» **REQUEST**:
Reproduce every line of the records below word for word.

» **LISTED RECORDS**:
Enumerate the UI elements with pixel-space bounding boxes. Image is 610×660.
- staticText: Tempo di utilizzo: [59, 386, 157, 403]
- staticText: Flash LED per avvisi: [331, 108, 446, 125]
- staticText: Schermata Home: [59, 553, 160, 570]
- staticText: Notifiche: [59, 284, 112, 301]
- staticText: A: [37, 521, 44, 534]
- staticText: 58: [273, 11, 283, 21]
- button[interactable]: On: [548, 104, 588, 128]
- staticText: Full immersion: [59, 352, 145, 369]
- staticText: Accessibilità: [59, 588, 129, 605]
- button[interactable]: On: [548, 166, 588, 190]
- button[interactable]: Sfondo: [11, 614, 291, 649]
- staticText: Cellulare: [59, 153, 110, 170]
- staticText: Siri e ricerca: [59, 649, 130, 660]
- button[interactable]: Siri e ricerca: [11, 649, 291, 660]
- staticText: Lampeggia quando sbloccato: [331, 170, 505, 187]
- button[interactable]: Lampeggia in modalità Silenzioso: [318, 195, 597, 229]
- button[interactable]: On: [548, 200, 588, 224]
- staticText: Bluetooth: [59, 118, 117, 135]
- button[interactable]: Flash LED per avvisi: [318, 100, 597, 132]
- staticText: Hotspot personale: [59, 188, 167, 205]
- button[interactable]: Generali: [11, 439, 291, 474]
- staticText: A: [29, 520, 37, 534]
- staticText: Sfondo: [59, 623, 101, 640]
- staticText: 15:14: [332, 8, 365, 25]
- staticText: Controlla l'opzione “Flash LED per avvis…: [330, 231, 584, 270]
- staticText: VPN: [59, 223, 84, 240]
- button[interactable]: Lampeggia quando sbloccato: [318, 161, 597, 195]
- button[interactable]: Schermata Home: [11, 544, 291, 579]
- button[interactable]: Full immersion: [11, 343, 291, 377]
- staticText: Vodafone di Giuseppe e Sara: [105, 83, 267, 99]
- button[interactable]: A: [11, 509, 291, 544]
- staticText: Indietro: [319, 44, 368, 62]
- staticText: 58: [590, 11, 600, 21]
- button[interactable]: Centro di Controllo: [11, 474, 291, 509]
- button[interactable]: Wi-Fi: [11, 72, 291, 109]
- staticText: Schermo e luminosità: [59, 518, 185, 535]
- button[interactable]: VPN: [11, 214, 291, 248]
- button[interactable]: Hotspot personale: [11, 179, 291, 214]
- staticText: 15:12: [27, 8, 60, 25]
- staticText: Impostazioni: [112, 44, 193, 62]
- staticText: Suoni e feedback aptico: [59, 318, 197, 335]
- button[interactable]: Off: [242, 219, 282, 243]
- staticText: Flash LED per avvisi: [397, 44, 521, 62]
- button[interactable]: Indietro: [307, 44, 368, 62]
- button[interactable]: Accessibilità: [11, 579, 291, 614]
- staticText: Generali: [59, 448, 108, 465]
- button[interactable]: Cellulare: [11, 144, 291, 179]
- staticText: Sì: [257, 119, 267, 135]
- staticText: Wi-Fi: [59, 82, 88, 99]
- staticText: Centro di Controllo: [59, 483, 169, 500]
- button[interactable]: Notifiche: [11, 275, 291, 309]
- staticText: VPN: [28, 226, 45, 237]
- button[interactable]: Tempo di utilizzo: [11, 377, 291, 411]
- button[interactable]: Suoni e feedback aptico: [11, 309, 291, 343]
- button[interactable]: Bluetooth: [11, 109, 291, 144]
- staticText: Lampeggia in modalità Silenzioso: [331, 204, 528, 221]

» **TASK RESPONSE**:
Enumerate the UI elements with pixel-space bounding boxes. Image is 610×660.
- staticText: Tempo di utilizzo: [59, 386, 157, 403]
- staticText: Flash LED per avvisi: [331, 108, 446, 125]
- staticText: Schermata Home: [59, 553, 160, 570]
- staticText: Notifiche: [59, 284, 112, 301]
- staticText: A: [37, 521, 44, 534]
- staticText: 58: [273, 11, 283, 21]
- button[interactable]: On: [548, 104, 588, 128]
- staticText: Full immersion: [59, 352, 145, 369]
- staticText: Accessibilità: [59, 588, 129, 605]
- button[interactable]: On: [548, 166, 588, 190]
- button[interactable]: Sfondo: [11, 614, 291, 649]
- staticText: Cellulare: [59, 153, 110, 170]
- staticText: Siri e ricerca: [59, 649, 130, 660]
- button[interactable]: Siri e ricerca: [11, 649, 291, 660]
- staticText: Lampeggia quando sbloccato: [331, 170, 505, 187]
- button[interactable]: Lampeggia in modalità Silenzioso: [318, 195, 597, 229]
- button[interactable]: On: [548, 200, 588, 224]
- staticText: Bluetooth: [59, 118, 117, 135]
- button[interactable]: Flash LED per avvisi: [318, 100, 597, 132]
- staticText: Hotspot personale: [59, 188, 167, 205]
- button[interactable]: Generali: [11, 439, 291, 474]
- staticText: A: [29, 520, 37, 534]
- staticText: Sfondo: [59, 623, 101, 640]
- staticText: 15:14: [332, 8, 365, 25]
- staticText: Controlla l'opzione “Flash LED per avvis…: [330, 231, 584, 270]
- staticText: VPN: [59, 223, 84, 240]
- button[interactable]: Lampeggia quando sbloccato: [318, 161, 597, 195]
- button[interactable]: Schermata Home: [11, 544, 291, 579]
- button[interactable]: Full immersion: [11, 343, 291, 377]
- staticText: Vodafone di Giuseppe e Sara: [105, 83, 267, 99]
- button[interactable]: A: [11, 509, 291, 544]
- staticText: Indietro: [319, 44, 368, 62]
- staticText: 58: [590, 11, 600, 21]
- button[interactable]: Centro di Controllo: [11, 474, 291, 509]
- button[interactable]: Wi-Fi: [11, 72, 291, 109]
- staticText: Schermo e luminosità: [59, 518, 185, 535]
- button[interactable]: VPN: [11, 214, 291, 248]
- button[interactable]: Hotspot personale: [11, 179, 291, 214]
- staticText: 15:12: [27, 8, 60, 25]
- staticText: Impostazioni: [112, 44, 193, 62]
- staticText: Suoni e feedback aptico: [59, 318, 197, 335]
- button[interactable]: Off: [242, 219, 282, 243]
- staticText: Flash LED per avvisi: [397, 44, 521, 62]
- button[interactable]: Indietro: [307, 44, 368, 62]
- button[interactable]: Accessibilità: [11, 579, 291, 614]
- staticText: Generali: [59, 448, 108, 465]
- button[interactable]: Cellulare: [11, 144, 291, 179]
- staticText: Sì: [257, 119, 267, 135]
- staticText: Wi-Fi: [59, 82, 88, 99]
- staticText: Centro di Controllo: [59, 483, 169, 500]
- button[interactable]: Notifiche: [11, 275, 291, 309]
- staticText: VPN: [28, 226, 45, 237]
- button[interactable]: Tempo di utilizzo: [11, 377, 291, 411]
- button[interactable]: Suoni e feedback aptico: [11, 309, 291, 343]
- button[interactable]: Bluetooth: [11, 109, 291, 144]
- staticText: Lampeggia in modalità Silenzioso: [331, 204, 528, 221]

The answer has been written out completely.